# Given records
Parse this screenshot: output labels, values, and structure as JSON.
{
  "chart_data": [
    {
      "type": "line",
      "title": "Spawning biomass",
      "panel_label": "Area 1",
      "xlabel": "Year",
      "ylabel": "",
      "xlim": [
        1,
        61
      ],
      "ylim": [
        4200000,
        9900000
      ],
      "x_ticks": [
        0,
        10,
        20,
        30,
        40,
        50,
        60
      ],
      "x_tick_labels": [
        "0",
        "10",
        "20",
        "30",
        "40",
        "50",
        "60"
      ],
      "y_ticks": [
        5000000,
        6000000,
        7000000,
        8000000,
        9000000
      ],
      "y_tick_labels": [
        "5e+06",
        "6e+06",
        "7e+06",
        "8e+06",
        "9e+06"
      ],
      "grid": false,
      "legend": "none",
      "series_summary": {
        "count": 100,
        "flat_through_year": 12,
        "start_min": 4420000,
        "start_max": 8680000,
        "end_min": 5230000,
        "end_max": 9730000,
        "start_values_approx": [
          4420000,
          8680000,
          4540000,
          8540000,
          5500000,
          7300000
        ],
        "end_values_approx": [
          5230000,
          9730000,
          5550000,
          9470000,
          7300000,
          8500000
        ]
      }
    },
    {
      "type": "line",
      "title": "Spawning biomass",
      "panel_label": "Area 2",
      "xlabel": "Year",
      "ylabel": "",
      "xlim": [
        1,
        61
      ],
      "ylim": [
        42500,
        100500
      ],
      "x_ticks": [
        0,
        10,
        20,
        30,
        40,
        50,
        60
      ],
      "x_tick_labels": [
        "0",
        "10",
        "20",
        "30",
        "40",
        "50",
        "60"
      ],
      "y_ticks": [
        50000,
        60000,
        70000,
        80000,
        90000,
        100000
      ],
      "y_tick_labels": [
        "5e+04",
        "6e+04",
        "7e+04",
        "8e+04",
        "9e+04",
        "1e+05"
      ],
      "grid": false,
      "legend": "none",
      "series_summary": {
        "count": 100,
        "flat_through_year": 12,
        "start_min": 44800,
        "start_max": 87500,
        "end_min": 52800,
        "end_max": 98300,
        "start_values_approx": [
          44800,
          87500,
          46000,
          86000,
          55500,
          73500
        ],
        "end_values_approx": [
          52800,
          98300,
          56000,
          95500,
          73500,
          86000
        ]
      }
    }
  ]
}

# Stated problem
Please reproduce all of the entries exactly as they stand.

# Response to this exercise
Parse this screenshot: output labels, values, and structure as JSON.
{
  "chart_data": [
    {
      "type": "line",
      "title": "Spawning biomass",
      "panel_label": "Area 1",
      "xlabel": "Year",
      "ylabel": "",
      "xlim": [
        1,
        61
      ],
      "ylim": [
        4200000,
        9900000
      ],
      "x_ticks": [
        0,
        10,
        20,
        30,
        40,
        50,
        60
      ],
      "x_tick_labels": [
        "0",
        "10",
        "20",
        "30",
        "40",
        "50",
        "60"
      ],
      "y_ticks": [
        5000000,
        6000000,
        7000000,
        8000000,
        9000000
      ],
      "y_tick_labels": [
        "5e+06",
        "6e+06",
        "7e+06",
        "8e+06",
        "9e+06"
      ],
      "grid": false,
      "legend": "none",
      "series_summary": {
        "count": 100,
        "flat_through_year": 12,
        "start_min": 4420000,
        "start_max": 8680000,
        "end_min": 5230000,
        "end_max": 9730000,
        "start_values_approx": [
          4420000,
          8680000,
          4540000,
          8540000,
          5500000,
          7300000
        ],
        "end_values_approx": [
          5230000,
          9730000,
          5550000,
          9470000,
          7300000,
          8500000
        ]
      }
    },
    {
      "type": "line",
      "title": "Spawning biomass",
      "panel_label": "Area 2",
      "xlabel": "Year",
      "ylabel": "",
      "xlim": [
        1,
        61
      ],
      "ylim": [
        42500,
        100500
      ],
      "x_ticks": [
        0,
        10,
        20,
        30,
        40,
        50,
        60
      ],
      "x_tick_labels": [
        "0",
        "10",
        "20",
        "30",
        "40",
        "50",
        "60"
      ],
      "y_ticks": [
        50000,
        60000,
        70000,
        80000,
        90000,
        100000
      ],
      "y_tick_labels": [
        "5e+04",
        "6e+04",
        "7e+04",
        "8e+04",
        "9e+04",
        "1e+05"
      ],
      "grid": false,
      "legend": "none",
      "series_summary": {
        "count": 100,
        "flat_through_year": 12,
        "start_min": 44800,
        "start_max": 87500,
        "end_min": 52800,
        "end_max": 98300,
        "start_values_approx": [
          44800,
          87500,
          46000,
          86000,
          55500,
          73500
        ],
        "end_values_approx": [
          52800,
          98300,
          56000,
          95500,
          73500,
          86000
        ]
      }
    }
  ]
}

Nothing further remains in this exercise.